--- Records supplied ---
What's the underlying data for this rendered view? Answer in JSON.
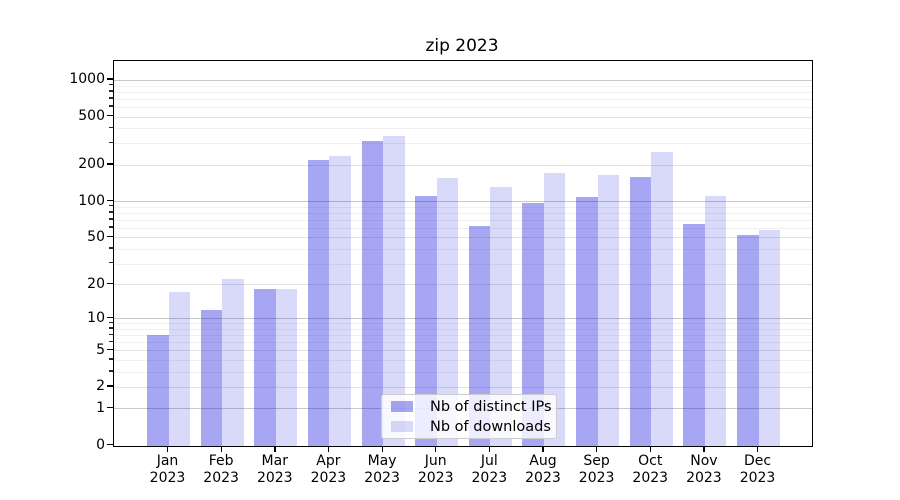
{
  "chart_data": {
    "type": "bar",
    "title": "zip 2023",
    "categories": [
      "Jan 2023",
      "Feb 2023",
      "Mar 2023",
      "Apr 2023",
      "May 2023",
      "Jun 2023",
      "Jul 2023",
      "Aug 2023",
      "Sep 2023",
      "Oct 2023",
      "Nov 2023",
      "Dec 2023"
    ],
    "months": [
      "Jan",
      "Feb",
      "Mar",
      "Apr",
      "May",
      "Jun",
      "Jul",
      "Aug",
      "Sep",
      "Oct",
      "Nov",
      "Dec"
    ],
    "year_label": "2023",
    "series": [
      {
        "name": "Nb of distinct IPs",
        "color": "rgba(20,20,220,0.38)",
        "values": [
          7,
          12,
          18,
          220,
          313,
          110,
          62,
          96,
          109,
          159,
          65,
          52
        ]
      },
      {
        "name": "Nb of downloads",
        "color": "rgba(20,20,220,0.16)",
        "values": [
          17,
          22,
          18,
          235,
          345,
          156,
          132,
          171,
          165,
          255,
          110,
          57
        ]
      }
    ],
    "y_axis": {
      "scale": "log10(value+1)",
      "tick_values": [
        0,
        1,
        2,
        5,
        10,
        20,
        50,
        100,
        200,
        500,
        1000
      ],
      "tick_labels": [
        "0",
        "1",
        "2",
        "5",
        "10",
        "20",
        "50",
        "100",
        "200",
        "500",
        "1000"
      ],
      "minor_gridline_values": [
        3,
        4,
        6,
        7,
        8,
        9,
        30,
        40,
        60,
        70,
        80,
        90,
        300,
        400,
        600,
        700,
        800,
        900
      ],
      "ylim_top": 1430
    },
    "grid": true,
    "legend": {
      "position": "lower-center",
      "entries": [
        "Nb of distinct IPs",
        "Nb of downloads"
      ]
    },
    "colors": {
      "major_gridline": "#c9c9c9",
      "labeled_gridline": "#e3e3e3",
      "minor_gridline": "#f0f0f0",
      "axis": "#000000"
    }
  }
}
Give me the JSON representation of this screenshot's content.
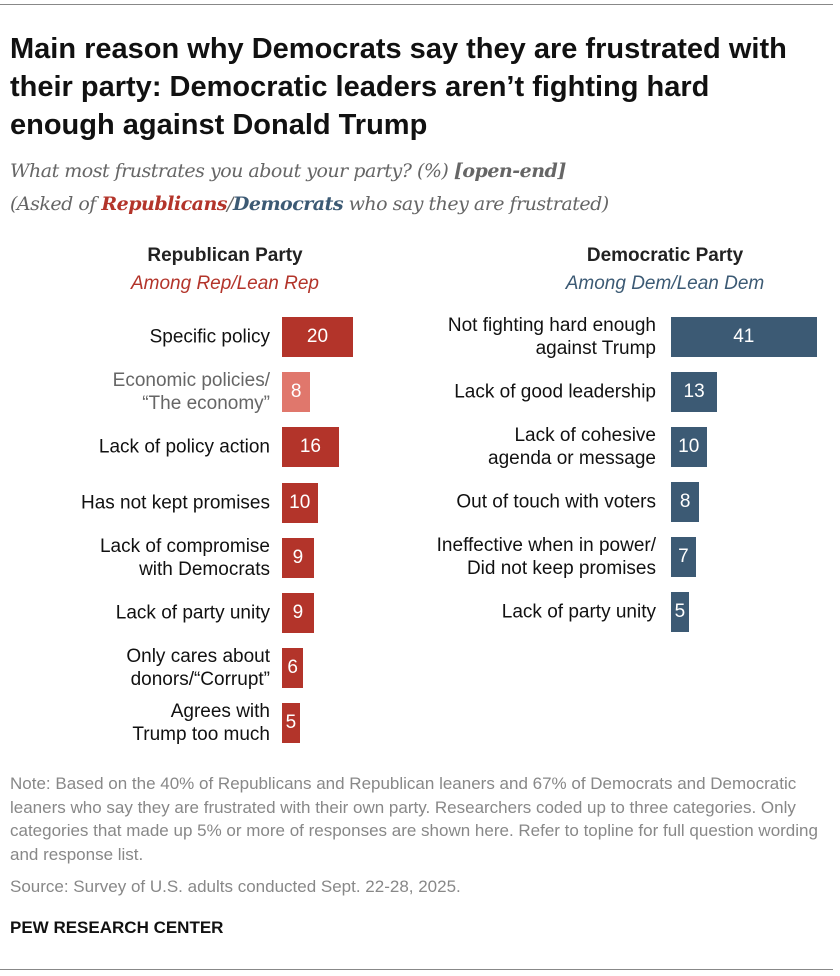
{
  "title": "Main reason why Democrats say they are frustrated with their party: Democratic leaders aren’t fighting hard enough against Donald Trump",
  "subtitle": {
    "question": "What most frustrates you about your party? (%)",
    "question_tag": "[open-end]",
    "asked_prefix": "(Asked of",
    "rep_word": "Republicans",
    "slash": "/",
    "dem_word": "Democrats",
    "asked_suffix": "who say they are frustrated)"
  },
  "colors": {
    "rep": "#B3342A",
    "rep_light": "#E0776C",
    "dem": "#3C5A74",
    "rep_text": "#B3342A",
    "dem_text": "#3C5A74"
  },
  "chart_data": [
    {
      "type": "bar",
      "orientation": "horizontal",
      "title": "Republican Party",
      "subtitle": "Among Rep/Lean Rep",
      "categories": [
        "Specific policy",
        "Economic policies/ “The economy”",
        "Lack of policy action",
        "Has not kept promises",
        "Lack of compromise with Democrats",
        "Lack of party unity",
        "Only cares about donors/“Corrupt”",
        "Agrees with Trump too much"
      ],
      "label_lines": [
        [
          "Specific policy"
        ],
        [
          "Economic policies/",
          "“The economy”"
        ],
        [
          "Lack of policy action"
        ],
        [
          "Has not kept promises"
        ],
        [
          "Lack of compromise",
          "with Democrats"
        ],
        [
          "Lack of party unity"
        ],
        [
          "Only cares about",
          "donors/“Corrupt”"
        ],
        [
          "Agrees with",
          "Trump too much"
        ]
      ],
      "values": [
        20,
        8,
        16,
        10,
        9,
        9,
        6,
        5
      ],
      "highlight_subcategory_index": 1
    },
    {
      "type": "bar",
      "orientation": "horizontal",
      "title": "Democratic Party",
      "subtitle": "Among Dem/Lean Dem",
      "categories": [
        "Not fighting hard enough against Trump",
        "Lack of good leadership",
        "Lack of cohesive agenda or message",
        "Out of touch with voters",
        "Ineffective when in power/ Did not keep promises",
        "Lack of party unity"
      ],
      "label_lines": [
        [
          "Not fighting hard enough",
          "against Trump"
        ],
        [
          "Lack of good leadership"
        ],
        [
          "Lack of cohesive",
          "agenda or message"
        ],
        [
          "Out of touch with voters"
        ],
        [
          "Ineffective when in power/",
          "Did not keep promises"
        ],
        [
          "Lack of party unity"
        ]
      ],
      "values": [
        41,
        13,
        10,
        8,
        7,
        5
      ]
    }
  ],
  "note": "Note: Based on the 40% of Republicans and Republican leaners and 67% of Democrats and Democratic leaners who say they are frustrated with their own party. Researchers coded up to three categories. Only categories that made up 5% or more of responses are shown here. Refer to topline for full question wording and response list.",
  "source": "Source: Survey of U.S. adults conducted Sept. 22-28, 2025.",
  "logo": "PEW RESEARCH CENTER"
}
---
--- Records supplied ---
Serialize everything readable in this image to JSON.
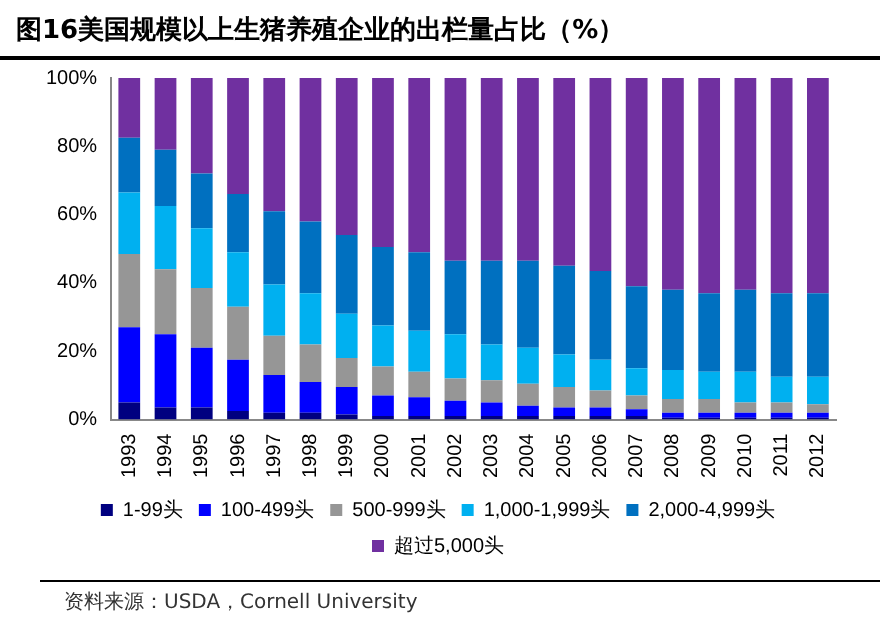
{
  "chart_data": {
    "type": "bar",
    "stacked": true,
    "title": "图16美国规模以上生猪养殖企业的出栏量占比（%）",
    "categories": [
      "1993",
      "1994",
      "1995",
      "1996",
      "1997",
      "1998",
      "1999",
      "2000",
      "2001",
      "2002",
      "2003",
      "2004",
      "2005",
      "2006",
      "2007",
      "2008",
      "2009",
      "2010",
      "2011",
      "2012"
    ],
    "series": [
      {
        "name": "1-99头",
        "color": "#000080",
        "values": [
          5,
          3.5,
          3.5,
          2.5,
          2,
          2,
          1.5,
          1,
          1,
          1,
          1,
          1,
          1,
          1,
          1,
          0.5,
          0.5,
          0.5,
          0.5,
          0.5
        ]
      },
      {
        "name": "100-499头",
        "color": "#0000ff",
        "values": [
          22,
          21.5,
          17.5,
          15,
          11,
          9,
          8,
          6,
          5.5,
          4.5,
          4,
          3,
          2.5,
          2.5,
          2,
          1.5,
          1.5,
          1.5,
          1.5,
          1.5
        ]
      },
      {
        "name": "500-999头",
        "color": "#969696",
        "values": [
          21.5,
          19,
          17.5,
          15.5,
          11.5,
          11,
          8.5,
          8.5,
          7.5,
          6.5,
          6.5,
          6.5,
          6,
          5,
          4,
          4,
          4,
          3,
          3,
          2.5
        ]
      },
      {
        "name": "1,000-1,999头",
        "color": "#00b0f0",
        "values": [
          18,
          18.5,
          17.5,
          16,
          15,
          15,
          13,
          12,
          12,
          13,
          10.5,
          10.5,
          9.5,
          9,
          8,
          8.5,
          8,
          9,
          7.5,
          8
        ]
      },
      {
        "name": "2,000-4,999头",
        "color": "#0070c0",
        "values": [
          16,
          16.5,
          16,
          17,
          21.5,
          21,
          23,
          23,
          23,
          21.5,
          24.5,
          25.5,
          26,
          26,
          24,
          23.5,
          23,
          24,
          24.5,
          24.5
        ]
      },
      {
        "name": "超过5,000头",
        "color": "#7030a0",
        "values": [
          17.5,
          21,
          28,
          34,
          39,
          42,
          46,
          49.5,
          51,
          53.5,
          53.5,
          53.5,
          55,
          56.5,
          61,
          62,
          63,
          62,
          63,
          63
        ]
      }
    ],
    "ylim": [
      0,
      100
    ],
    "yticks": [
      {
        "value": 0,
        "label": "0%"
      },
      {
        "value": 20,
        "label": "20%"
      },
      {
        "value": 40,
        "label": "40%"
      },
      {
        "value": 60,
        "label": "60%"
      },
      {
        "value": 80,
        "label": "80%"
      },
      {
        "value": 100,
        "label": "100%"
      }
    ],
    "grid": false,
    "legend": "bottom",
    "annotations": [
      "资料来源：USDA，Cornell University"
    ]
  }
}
---
Direction ->
Where a line of the entries contains the word "against", copy that line.

Solved exercise ->
  "title": "Main reason why Democrats say they are frustrated with their party: Democratic leaders aren’t fighting hard enough against Donald Trump",
        "Not fighting hard enough against Trump",
          "against Trump"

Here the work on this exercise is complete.